Look through the lines below and extract any with the word "Slope".

# Data entries for graphics:
------------------------------
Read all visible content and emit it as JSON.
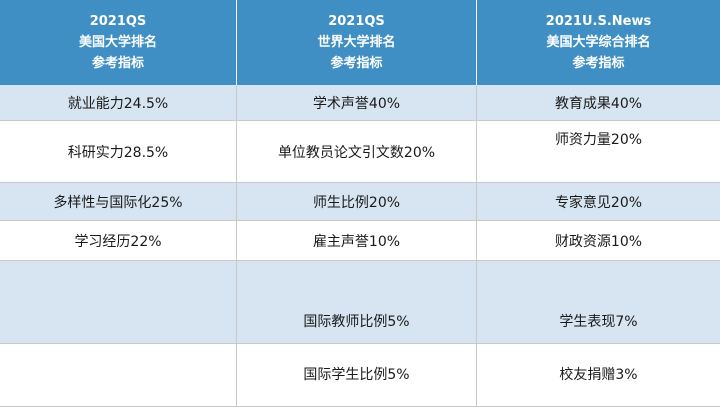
{
  "headers": [
    {
      "line1": "2021QS",
      "line2": "美国大学排名",
      "line3": "参考指标"
    },
    {
      "line1": "2021QS",
      "line2": "世界大学排名",
      "line3": "参考指标"
    },
    {
      "line1": "2021U.S.News",
      "line2": "美国大学综合排名",
      "line3": "参考指标"
    }
  ],
  "rows": [
    [
      "就业能力24.5%",
      "学术声誉40%",
      "教育成果40%"
    ],
    [
      "科研实力28.5%",
      "单位教员论文引文数20%",
      "师资力量20%"
    ],
    [
      "多样性与国际化25%",
      "师生比例20%",
      "专家意见20%"
    ],
    [
      "学习经历22%",
      "雇主声誉10%",
      "财政资源10%"
    ],
    [
      "",
      "国际教师比例5%",
      "学生表现7%"
    ],
    [
      "",
      "国际学生比例5%",
      "校友捐赠3%"
    ]
  ],
  "colors": {
    "header_bg": "#3f8fc4",
    "alt_row_bg": "#d6e5f1",
    "grid_line": "#c9c9c9"
  }
}
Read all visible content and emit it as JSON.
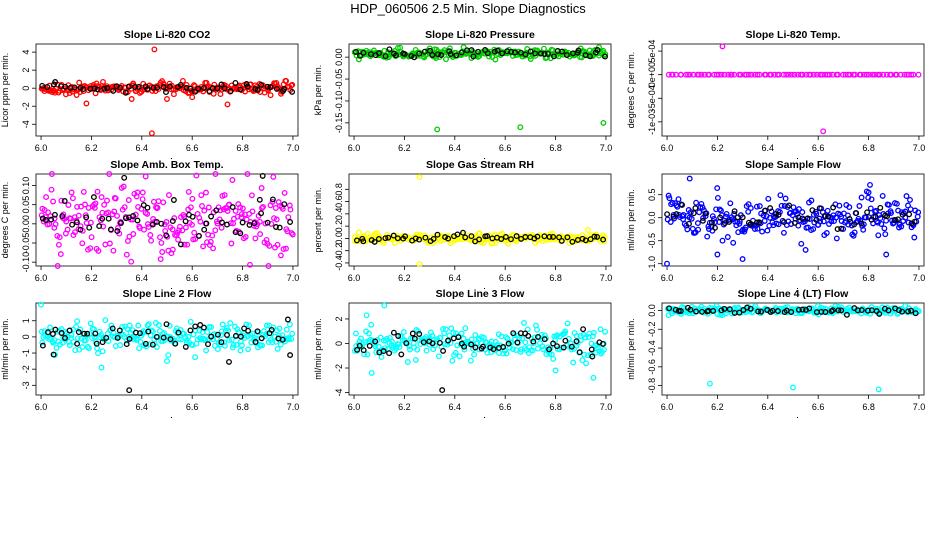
{
  "figure": {
    "title": "HDP_060506  2.5 Min. Slope Diagnostics"
  },
  "chart_data": [
    {
      "type": "scatter",
      "title": "Slope Li-820 CO2",
      "ylabel": "Licor ppm per min.",
      "xlabel": "",
      "xlim": [
        5.98,
        7.02
      ],
      "ylim": [
        -5.3,
        4.9
      ],
      "xticks": [
        "6.0",
        "6.2",
        "6.4",
        "6.6",
        "6.8",
        "7.0"
      ],
      "yticks": [
        "-4",
        "-2",
        "0",
        "2",
        "4"
      ],
      "color": "#ff0000",
      "series": [
        {
          "name": "colored",
          "color": "#ff0000",
          "base": 0.0,
          "spread": 0.3,
          "count": 220,
          "outliers": [
            [
              6.45,
              4.3
            ],
            [
              6.44,
              -5.0
            ],
            [
              6.18,
              -1.7
            ],
            [
              6.36,
              -1.2
            ],
            [
              6.5,
              -1.2
            ],
            [
              6.74,
              -1.8
            ],
            [
              6.6,
              -1.0
            ]
          ]
        },
        {
          "name": "black",
          "color": "#000000",
          "base": 0.0,
          "spread": 0.25,
          "count": 55,
          "outliers": []
        }
      ]
    },
    {
      "type": "scatter",
      "title": "Slope Li-820 Pressure",
      "ylabel": "kPa per min.",
      "xlabel": "",
      "xlim": [
        5.98,
        7.02
      ],
      "ylim": [
        -0.18,
        0.03
      ],
      "xticks": [
        "6.0",
        "6.2",
        "6.4",
        "6.6",
        "6.8",
        "7.0"
      ],
      "yticks": [
        "-0.15",
        "-0.10",
        "-0.05",
        "0.00"
      ],
      "color": "#00cc00",
      "series": [
        {
          "name": "colored",
          "color": "#00cc00",
          "base": 0.008,
          "spread": 0.005,
          "count": 220,
          "outliers": [
            [
              6.33,
              -0.165
            ],
            [
              6.66,
              -0.16
            ],
            [
              6.99,
              -0.15
            ],
            [
              6.9,
              0.02
            ],
            [
              6.32,
              0.018
            ]
          ]
        },
        {
          "name": "black",
          "color": "#000000",
          "base": 0.008,
          "spread": 0.004,
          "count": 55,
          "outliers": []
        }
      ]
    },
    {
      "type": "scatter",
      "title": "Slope Li-820 Temp.",
      "ylabel": "degrees C per min.",
      "xlabel": "",
      "xlim": [
        5.98,
        7.02
      ],
      "ylim": [
        -0.0013,
        0.00065
      ],
      "xticks": [
        "6.0",
        "6.2",
        "6.4",
        "6.6",
        "6.8",
        "7.0"
      ],
      "yticks": [
        "-1e-03",
        "-5e-04",
        "0e+00",
        "5e-04"
      ],
      "color": "#ff00ff",
      "series": [
        {
          "name": "colored",
          "color": "#ff00ff",
          "base": 0.0,
          "spread": 0.0,
          "count": 90,
          "outliers": [
            [
              6.22,
              0.0006
            ],
            [
              6.62,
              -0.0012
            ]
          ]
        },
        {
          "name": "black",
          "color": "#000000",
          "base": 0.0,
          "spread": 0.0,
          "count": 0,
          "outliers": []
        }
      ]
    },
    {
      "type": "scatter",
      "title": "Slope Amb. Box Temp.",
      "ylabel": "degrees C per min.",
      "xlabel": "",
      "xlim": [
        5.98,
        7.02
      ],
      "ylim": [
        -0.11,
        0.13
      ],
      "xticks": [
        "6.0",
        "6.2",
        "6.4",
        "6.6",
        "6.8",
        "7.0"
      ],
      "yticks": [
        "-0.10",
        "-0.05",
        "0.00",
        "0.05",
        "0.10"
      ],
      "color": "#ff00ff",
      "series": [
        {
          "name": "colored",
          "color": "#ff00ff",
          "base": 0.01,
          "spread": 0.05,
          "count": 260,
          "outliers": []
        },
        {
          "name": "black",
          "color": "#000000",
          "base": 0.01,
          "spread": 0.035,
          "count": 55,
          "outliers": [
            [
              6.33,
              0.12
            ],
            [
              6.88,
              0.125
            ]
          ]
        }
      ]
    },
    {
      "type": "scatter",
      "title": "Slope Gas Stream RH",
      "ylabel": "percent per min.",
      "xlabel": "",
      "xlim": [
        5.98,
        7.02
      ],
      "ylim": [
        -0.45,
        1.05
      ],
      "xticks": [
        "6.0",
        "6.2",
        "6.4",
        "6.6",
        "6.8",
        "7.0"
      ],
      "yticks": [
        "-0.4",
        "-0.2",
        "0.0",
        "0.2",
        "0.4",
        "0.6",
        "0.8"
      ],
      "color": "#ffff00",
      "series": [
        {
          "name": "colored",
          "color": "#ffff00",
          "base": 0.0,
          "spread": 0.035,
          "count": 230,
          "outliers": [
            [
              6.26,
              1.0
            ],
            [
              6.26,
              -0.42
            ]
          ]
        },
        {
          "name": "black",
          "color": "#000000",
          "base": 0.0,
          "spread": 0.03,
          "count": 55,
          "outliers": []
        }
      ]
    },
    {
      "type": "scatter",
      "title": "Slope Sample Flow",
      "ylabel": "ml/min per min.",
      "xlabel": "",
      "xlim": [
        5.98,
        7.02
      ],
      "ylim": [
        -1.05,
        0.95
      ],
      "xticks": [
        "6.0",
        "6.2",
        "6.4",
        "6.6",
        "6.8",
        "7.0"
      ],
      "yticks": [
        "-1.0",
        "-0.5",
        "0.0",
        "0.5"
      ],
      "color": "#0000ff",
      "series": [
        {
          "name": "colored",
          "color": "#0000ff",
          "base": 0.0,
          "spread": 0.22,
          "count": 260,
          "outliers": [
            [
              6.0,
              -1.0
            ],
            [
              6.09,
              0.85
            ],
            [
              6.2,
              -0.8
            ],
            [
              6.3,
              -0.9
            ],
            [
              6.55,
              -0.7
            ],
            [
              6.87,
              -0.8
            ],
            [
              6.8,
              0.55
            ]
          ]
        },
        {
          "name": "black",
          "color": "#000000",
          "base": 0.0,
          "spread": 0.12,
          "count": 55,
          "outliers": []
        }
      ]
    },
    {
      "type": "scatter",
      "title": "Slope Line 2 Flow",
      "ylabel": "ml/min per min.",
      "xlabel": "",
      "xlim": [
        5.98,
        7.02
      ],
      "ylim": [
        -3.6,
        2.1
      ],
      "xticks": [
        "6.0",
        "6.2",
        "6.4",
        "6.6",
        "6.8",
        "7.0"
      ],
      "yticks": [
        "-3",
        "-2",
        "-1",
        "0",
        "1"
      ],
      "color": "#00ffff",
      "series": [
        {
          "name": "colored",
          "color": "#00ffff",
          "base": 0.0,
          "spread": 0.45,
          "count": 240,
          "outliers": [
            [
              6.0,
              2.0
            ],
            [
              6.24,
              -1.9
            ],
            [
              6.5,
              -1.5
            ]
          ]
        },
        {
          "name": "black",
          "color": "#000000",
          "base": 0.0,
          "spread": 0.45,
          "count": 55,
          "outliers": [
            [
              6.35,
              -3.3
            ],
            [
              6.05,
              -1.1
            ]
          ]
        }
      ]
    },
    {
      "type": "scatter",
      "title": "Slope Line 3 Flow",
      "ylabel": "ml/min per min.",
      "xlabel": "",
      "xlim": [
        5.98,
        7.02
      ],
      "ylim": [
        -4.2,
        3.3
      ],
      "xticks": [
        "6.0",
        "6.2",
        "6.4",
        "6.6",
        "6.8",
        "7.0"
      ],
      "yticks": [
        "-4",
        "-2",
        "0",
        "2"
      ],
      "color": "#00ffff",
      "series": [
        {
          "name": "colored",
          "color": "#00ffff",
          "base": 0.0,
          "spread": 0.6,
          "count": 240,
          "outliers": [
            [
              6.12,
              3.1
            ],
            [
              6.05,
              2.3
            ],
            [
              6.8,
              -2.2
            ],
            [
              6.95,
              -2.8
            ],
            [
              6.07,
              -2.4
            ]
          ]
        },
        {
          "name": "black",
          "color": "#000000",
          "base": 0.0,
          "spread": 0.45,
          "count": 55,
          "outliers": [
            [
              6.35,
              -3.8
            ]
          ]
        }
      ]
    },
    {
      "type": "scatter",
      "title": "Slope Line 4 (LT) Flow",
      "ylabel": "ml/min per min.",
      "xlabel": "",
      "xlim": [
        5.98,
        7.02
      ],
      "ylim": [
        -0.9,
        0.08
      ],
      "xticks": [
        "6.0",
        "6.2",
        "6.4",
        "6.6",
        "6.8",
        "7.0"
      ],
      "yticks": [
        "-0.8",
        "-0.6",
        "-0.4",
        "-0.2",
        "0.0"
      ],
      "color": "#00ffff",
      "series": [
        {
          "name": "colored",
          "color": "#00ffff",
          "base": 0.0,
          "spread": 0.02,
          "count": 230,
          "outliers": [
            [
              6.17,
              -0.78
            ],
            [
              6.5,
              -0.82
            ],
            [
              6.84,
              -0.84
            ]
          ]
        },
        {
          "name": "black",
          "color": "#000000",
          "base": 0.0,
          "spread": 0.015,
          "count": 55,
          "outliers": []
        }
      ]
    }
  ]
}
------------------------------
# RESULT:
    "title": "HDP_060506  2.5 Min. Slope Diagnostics"
      "title": "Slope Li-820 CO2",
      "title": "Slope Li-820 Pressure",
      "title": "Slope Li-820 Temp.",
      "title": "Slope Amb. Box Temp.",
      "title": "Slope Gas Stream RH",
      "title": "Slope Sample Flow",
      "title": "Slope Line 2 Flow",
      "title": "Slope Line 3 Flow",
      "title": "Slope Line 4 (LT) Flow",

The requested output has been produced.